Stored records:
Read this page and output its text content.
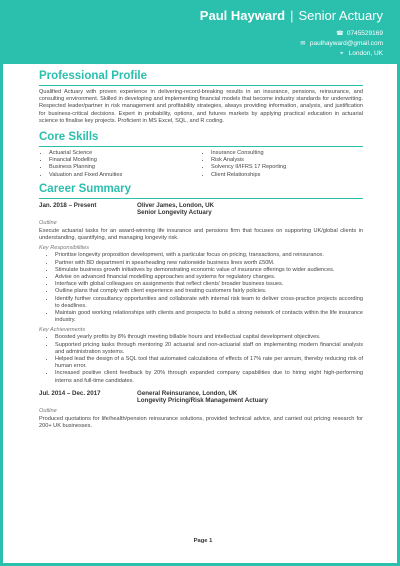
Paul Hayward | Senior Actuary
☎ 0745529169
✉ paulhayward@gmail.com
⌖ London, UK
Professional Profile

Qualified Actuary with proven experience in delivering-record-breaking results in an insurance, pensions, reinsurance, and consulting environment. Skilled in developing and implementing financial models that become industry standards for underwriting. Respected leader/partner in risk management and profitability strategies, always providing information, analysis, and justification for business-critical decisions. Expert in probability, options, and futures markets by applying practical education in actuarial science to finalise key projects. Proficient in MS Excel, SQL, and R coding.

Core Skills
• Actuarial Science
• Financial Modelling
• Business Planning
• Valuation and Fixed Annuities
• Insurance Consulting
• Risk Analysis
• Solvency II/IFRS 17 Reporting
• Client Relationships
Career Summary
Jan. 2018 – Present	Oliver James, London, UK
Senior Longevity Actuary
Outline

Execute actuarial tasks for an award-winning life insurance and pensions firm that focuses on supporting UK/global clients in understanding, quantifying, and managing longevity risk.

Key Responsibilities
• Prioritise longevity proposition development, with a particular focus on pricing, transactions, and reinsurance.
• Partner with BD department in spearheading new nationwide business lines worth £50M.
• Stimulate business growth initiatives by demonstrating economic value of insurance offerings to wider audiences.
• Advise on advanced financial modelling approaches and systems for regulatory changes.
• Interface with global colleagues on assignments that reflect clients' broader business issues.
• Outline plans that comply with client experience and treating customers fairly policies.
• Identify further consultancy opportunities and collaborate with internal risk team to deliver cross-practice projects according to deadlines.
• Maintain good working relationships with clients and prospects to build a strong network of contacts within the life insurance industry.
Key Achievements
• Boosted yearly profits by 8% through meeting billable hours and intellectual capital development objectives.
• Supported pricing tasks through mentoring 20 actuarial and non-actuarial staff on implementing modern financial analysis and administration systems.
• Helped lead the design of a SQL tool that automated calculations of effects of 17% rate per annum, thereby reducing risk of human error.
• Increased positive client feedback by 20% through expanded company capabilities due to hiring eight high-performing interns and full-time candidates.
Jul. 2014 – Dec. 2017	General Reinsurance, London, UK
Longevity Pricing/Risk Management Actuary
Outline

Produced quotations for life/health/pension reinsurance solutions, provided technical advice, and carried out pricing research for 200+ UK businesses.

Page 1
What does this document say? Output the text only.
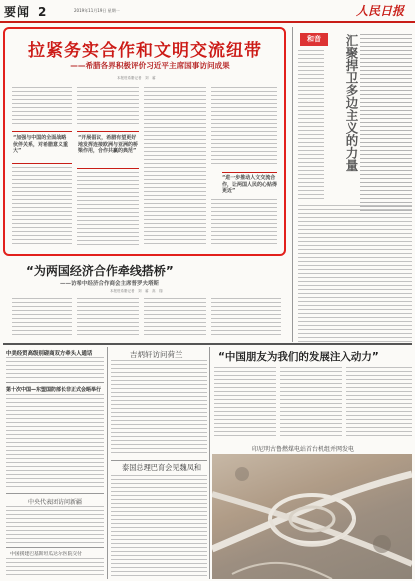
要闻 2	2019年11月19日 星期一	人民日报
拉紧务实合作和文明交流纽带
——希腊各界积极评价习近平主席国事访问成果
本报驻希腊记者　刘　睿
“加强与中国的全面战略伙伴关系，对希腊意义重大”
“开展倡议，希腊有望更好地发挥连接欧洲与亚洲的桥梁作用，合作共赢的典范”
“进一步推动人文交流合作，让两国人民的心贴得更近”
和音	汇聚捍卫多边主义的力量
“为两国经济合作牵线搭桥”
——访希中经济合作商会主席普罗夫塔斯
本报驻希腊记者　刘　睿　高　翔
中美经贸高级别磋商双方牵头人通话
第十次中国—东盟国防部长非正式会晤举行
中央代表团访问新疆
中国援建巴基斯坦瓜达尔医院交付
吉炳轩访问荷兰
泰国总理巴育会见魏凤和
“中国朋友为我们的发展注入动力”
印尼明古鲁燃煤电站首台机组并网发电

Problem details:
Pull out every line in the data above that has the word "this".

Complete answer:
Read this page and output its text content.
What does this document say? Output the text only.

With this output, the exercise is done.